(Dataset rows)
####

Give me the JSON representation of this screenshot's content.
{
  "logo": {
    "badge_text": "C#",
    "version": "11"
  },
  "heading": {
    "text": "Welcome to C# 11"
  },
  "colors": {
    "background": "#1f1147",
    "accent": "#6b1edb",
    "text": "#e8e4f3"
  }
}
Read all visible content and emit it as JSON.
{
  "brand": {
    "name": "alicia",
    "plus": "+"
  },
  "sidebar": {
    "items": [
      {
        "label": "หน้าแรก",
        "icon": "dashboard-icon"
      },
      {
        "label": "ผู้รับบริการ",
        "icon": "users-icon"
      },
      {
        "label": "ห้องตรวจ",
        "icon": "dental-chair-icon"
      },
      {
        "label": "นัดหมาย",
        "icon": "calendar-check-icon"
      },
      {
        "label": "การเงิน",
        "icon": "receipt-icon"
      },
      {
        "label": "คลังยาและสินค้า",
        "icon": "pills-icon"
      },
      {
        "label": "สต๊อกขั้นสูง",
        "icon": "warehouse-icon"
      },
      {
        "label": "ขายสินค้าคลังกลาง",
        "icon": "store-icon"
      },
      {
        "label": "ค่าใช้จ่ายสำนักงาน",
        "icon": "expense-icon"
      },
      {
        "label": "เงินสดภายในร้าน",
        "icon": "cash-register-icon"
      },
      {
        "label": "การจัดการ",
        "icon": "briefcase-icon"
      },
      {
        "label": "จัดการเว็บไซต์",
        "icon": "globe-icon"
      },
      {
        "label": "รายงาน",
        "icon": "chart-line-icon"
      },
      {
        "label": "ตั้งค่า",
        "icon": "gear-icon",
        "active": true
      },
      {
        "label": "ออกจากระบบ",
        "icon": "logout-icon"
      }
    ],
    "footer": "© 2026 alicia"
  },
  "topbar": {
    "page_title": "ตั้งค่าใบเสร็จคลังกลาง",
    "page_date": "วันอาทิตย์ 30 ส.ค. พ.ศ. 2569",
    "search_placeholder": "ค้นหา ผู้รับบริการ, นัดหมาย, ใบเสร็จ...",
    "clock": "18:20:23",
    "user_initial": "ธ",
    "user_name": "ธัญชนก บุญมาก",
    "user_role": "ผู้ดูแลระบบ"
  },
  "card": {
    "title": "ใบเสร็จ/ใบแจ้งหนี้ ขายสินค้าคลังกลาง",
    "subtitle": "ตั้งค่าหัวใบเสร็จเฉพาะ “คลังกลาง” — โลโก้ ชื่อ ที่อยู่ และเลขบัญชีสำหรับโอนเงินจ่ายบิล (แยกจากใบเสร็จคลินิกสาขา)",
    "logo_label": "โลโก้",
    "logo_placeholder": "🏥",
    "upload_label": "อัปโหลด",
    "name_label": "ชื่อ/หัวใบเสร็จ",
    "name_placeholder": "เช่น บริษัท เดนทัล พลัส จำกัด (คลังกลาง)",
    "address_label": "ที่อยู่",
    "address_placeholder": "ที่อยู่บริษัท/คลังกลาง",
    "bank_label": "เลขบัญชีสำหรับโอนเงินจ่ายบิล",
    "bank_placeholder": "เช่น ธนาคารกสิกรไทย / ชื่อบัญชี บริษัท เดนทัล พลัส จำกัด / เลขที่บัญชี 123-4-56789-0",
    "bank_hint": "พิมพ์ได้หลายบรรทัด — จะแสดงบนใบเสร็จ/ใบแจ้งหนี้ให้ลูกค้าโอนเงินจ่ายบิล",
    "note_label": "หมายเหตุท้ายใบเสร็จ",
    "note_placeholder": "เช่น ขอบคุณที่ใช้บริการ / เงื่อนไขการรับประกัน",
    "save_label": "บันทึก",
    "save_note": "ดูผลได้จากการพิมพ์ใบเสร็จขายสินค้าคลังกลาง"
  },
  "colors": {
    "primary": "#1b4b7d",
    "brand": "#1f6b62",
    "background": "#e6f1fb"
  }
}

####

### Task instructions:
Which lines hold the word "วใบเสร"? Show each one.

### Right answer:
    "subtitle": "ตั้งค่าหัวใบเสร็จเฉพาะ “คลังกลาง” — โลโก้ ชื่อ ที่อยู่ และเลขบัญชีสำหรับโอนเงินจ่ายบิล (แยกจากใบเสร็จคลินิกสาขา)",
    "name_label": "ชื่อ/หัวใบเสร็จ",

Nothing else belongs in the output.